*AIM*. Determine how many lines of the entries contain "direction". Reply with that number alone.

*DATASET ENTRIES*.
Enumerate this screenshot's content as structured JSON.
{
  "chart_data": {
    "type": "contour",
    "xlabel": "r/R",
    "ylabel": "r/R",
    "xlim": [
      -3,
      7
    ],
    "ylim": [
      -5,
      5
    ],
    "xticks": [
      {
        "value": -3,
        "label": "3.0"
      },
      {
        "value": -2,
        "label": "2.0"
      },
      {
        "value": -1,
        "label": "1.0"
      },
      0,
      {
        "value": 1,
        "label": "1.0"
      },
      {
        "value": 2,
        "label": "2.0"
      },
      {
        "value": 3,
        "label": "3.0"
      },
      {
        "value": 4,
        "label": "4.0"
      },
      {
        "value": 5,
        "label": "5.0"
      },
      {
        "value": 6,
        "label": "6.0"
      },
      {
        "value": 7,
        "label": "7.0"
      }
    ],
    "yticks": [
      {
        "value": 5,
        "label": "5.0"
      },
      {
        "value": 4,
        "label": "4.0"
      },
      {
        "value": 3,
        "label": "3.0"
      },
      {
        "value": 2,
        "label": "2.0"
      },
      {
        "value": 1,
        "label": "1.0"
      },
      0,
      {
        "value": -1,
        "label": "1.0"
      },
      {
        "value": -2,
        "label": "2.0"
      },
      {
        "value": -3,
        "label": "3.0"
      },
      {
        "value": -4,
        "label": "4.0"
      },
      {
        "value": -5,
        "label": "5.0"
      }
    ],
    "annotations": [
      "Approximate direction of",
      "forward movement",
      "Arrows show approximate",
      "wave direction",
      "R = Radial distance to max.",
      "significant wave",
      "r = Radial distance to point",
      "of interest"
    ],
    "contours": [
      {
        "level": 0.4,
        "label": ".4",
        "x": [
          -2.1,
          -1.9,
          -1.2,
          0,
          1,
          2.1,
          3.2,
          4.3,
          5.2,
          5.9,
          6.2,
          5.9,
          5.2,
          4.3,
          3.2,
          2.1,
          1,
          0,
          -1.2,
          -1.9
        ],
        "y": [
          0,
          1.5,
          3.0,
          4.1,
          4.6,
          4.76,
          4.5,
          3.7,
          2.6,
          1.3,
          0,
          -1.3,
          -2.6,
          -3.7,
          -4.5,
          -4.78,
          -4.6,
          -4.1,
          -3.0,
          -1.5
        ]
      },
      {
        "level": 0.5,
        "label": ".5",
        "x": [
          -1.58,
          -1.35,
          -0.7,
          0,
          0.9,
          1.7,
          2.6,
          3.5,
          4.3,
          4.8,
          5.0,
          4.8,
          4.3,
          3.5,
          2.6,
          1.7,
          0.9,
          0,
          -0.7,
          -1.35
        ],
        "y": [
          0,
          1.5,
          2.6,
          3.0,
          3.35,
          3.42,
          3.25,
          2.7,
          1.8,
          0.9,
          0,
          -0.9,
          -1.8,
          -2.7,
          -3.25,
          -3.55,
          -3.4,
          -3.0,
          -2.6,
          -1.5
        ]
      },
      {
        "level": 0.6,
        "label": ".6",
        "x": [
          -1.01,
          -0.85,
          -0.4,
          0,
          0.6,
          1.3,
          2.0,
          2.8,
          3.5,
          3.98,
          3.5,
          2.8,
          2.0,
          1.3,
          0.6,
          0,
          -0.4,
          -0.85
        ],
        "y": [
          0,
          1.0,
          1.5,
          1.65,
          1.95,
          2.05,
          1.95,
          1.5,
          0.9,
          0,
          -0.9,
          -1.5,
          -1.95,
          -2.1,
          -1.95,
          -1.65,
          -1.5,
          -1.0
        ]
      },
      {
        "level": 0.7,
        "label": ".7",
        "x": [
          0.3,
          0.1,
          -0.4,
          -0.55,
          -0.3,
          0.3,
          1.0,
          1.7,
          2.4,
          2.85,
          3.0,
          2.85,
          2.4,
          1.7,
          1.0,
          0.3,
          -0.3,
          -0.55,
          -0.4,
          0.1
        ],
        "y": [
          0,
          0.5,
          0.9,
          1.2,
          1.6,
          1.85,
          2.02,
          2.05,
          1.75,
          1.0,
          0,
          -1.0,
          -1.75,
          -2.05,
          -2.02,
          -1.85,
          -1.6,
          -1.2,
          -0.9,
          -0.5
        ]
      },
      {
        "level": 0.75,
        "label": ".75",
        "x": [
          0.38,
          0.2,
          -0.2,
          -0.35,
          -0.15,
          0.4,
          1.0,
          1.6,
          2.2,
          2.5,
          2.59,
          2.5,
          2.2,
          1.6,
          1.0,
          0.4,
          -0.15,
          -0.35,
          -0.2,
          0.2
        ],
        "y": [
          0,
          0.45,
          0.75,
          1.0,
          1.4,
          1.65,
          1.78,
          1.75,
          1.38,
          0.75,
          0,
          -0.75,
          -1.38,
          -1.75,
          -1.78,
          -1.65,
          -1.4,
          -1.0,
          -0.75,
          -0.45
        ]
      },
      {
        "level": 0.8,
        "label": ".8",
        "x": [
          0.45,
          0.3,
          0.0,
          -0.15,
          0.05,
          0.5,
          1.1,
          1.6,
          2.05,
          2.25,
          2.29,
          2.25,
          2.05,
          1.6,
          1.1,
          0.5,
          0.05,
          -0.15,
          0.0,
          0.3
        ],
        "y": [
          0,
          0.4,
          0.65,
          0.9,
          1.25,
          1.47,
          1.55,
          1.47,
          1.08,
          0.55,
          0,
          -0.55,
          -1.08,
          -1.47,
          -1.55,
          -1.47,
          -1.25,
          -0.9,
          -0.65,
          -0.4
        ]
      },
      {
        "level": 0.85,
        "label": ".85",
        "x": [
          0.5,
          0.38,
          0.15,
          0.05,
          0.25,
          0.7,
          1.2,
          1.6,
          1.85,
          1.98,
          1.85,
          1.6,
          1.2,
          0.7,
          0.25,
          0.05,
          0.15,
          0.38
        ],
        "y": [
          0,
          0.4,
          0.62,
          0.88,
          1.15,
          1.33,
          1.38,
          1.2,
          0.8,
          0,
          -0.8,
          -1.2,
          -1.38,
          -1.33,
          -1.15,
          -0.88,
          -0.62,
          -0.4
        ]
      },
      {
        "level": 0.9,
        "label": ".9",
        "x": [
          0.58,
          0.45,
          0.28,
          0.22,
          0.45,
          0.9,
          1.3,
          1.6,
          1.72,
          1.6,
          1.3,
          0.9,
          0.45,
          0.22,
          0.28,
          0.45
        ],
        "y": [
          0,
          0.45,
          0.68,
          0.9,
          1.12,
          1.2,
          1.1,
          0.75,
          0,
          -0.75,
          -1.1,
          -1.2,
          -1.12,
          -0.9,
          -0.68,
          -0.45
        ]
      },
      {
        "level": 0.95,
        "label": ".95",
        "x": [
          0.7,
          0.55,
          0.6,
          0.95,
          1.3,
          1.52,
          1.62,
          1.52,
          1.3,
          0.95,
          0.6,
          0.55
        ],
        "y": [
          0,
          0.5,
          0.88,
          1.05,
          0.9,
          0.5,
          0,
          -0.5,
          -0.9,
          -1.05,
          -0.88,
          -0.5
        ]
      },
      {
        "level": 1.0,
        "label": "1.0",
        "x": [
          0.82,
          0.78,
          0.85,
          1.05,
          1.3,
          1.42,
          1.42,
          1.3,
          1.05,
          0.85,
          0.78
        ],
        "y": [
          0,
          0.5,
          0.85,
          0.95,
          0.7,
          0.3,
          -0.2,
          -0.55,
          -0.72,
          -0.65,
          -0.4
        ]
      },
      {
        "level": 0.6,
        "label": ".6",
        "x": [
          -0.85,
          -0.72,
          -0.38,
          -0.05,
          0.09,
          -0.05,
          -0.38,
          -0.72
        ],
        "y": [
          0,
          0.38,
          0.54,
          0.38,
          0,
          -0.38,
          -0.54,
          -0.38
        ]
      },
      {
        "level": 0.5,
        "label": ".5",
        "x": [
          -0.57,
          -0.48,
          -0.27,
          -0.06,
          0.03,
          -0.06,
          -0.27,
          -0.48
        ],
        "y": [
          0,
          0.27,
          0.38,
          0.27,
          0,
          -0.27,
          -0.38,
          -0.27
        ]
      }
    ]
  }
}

*CORRECT RESPONSE*. 2